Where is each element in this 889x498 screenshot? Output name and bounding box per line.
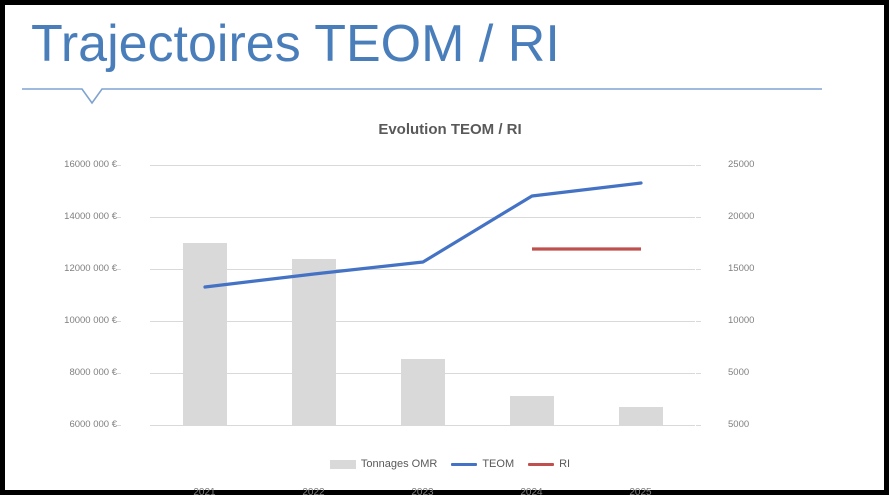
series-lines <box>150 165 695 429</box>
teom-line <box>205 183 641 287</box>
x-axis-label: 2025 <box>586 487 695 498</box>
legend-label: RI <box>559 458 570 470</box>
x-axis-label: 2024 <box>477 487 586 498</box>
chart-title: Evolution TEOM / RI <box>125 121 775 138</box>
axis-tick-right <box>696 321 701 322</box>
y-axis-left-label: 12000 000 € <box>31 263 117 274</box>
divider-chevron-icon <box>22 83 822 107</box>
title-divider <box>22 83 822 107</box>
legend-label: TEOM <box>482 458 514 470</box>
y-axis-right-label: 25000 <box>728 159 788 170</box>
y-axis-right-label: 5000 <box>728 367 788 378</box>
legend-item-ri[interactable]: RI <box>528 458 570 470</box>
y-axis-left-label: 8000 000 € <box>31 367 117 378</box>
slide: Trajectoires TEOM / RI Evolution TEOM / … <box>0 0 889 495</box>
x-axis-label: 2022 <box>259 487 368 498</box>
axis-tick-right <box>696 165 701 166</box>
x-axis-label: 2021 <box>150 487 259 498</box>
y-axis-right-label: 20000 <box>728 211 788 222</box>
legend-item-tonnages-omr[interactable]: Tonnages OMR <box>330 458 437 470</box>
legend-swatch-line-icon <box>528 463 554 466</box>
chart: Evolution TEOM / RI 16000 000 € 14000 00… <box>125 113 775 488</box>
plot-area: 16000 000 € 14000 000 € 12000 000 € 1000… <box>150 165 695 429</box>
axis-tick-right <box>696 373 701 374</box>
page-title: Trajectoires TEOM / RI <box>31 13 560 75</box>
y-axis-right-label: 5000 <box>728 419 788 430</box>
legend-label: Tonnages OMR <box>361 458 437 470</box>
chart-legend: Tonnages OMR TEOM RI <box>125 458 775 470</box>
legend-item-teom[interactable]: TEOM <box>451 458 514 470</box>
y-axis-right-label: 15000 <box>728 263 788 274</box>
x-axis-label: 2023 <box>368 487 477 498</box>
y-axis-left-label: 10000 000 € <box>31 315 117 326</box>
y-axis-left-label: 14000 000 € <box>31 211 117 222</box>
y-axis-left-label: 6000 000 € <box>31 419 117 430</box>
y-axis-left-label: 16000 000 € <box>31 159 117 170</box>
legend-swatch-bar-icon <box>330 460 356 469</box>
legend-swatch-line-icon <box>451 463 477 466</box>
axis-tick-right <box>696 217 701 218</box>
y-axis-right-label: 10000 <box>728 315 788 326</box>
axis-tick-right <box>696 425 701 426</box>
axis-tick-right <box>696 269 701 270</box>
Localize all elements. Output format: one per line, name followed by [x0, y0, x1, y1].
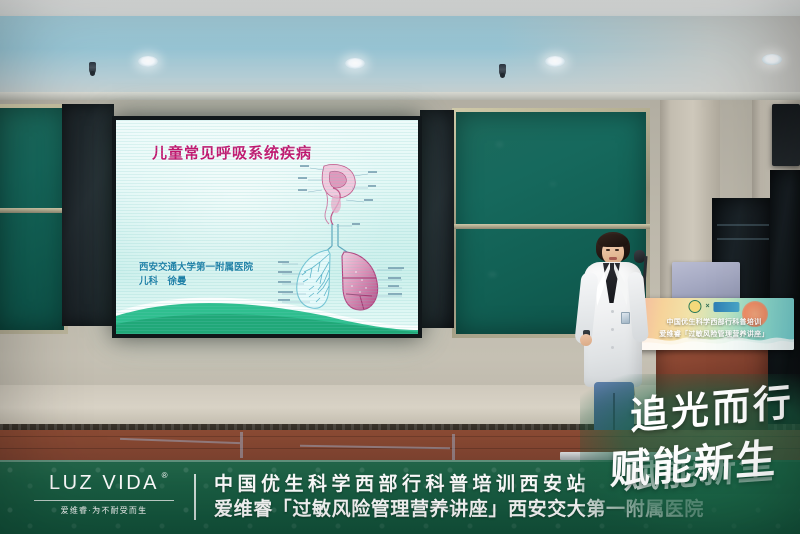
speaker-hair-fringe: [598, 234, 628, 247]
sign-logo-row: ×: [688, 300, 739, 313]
● ● ●
EXERCISE DESCRIPTION:
Report each line of the records above that contains the string "divider", copying every such line in full.

TASK RESULT:
divider-chevron-icon <box>22 83 822 107</box>
title-divider <box>22 83 822 107</box>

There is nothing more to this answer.